• PROVIDED RECORDS:
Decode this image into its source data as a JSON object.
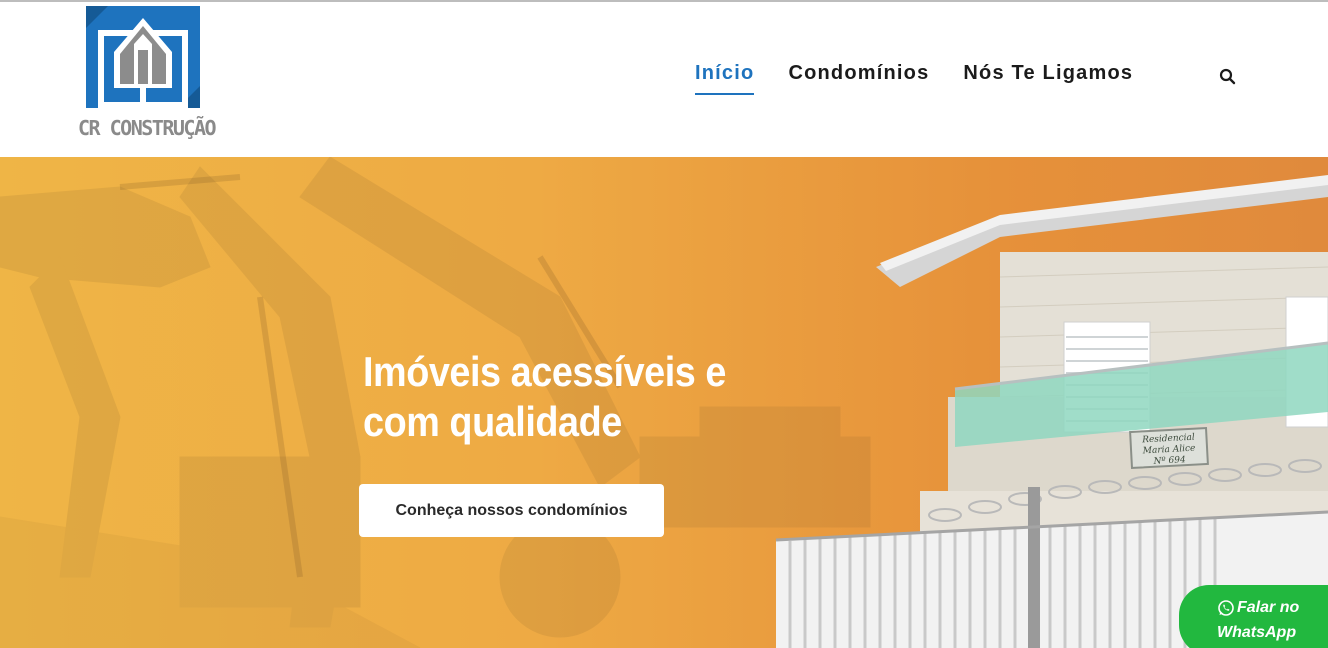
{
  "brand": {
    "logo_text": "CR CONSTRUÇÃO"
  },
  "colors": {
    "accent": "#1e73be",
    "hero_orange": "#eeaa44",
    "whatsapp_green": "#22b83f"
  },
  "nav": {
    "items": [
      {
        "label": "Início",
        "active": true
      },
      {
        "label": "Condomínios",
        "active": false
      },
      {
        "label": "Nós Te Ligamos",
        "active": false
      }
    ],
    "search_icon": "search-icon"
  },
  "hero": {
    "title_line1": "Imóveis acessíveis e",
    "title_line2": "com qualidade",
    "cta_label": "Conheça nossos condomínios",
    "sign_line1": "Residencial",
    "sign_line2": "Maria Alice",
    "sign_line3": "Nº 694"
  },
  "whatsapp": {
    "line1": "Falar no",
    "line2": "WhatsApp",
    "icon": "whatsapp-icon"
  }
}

---

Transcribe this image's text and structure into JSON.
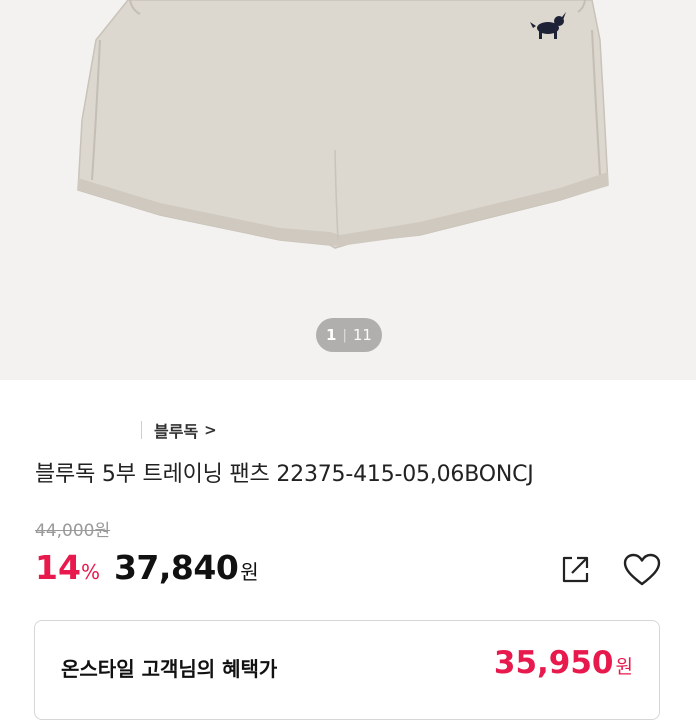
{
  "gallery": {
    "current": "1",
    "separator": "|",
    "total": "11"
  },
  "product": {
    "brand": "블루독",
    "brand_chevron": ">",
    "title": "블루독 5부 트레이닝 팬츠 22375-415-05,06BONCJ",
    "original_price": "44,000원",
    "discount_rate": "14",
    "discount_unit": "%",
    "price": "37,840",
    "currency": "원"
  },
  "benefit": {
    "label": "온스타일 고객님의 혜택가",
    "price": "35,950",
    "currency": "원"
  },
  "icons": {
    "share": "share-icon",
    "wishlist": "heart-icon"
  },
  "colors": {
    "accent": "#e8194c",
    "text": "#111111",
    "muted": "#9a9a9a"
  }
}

• DIRECTIVE:
Look through the entries above. Extract each line with the word "this".

• PROBLEM SOLUTION:
Decode this image into its source data as a JSON object.
Transcribe this image's text and structure into JSON.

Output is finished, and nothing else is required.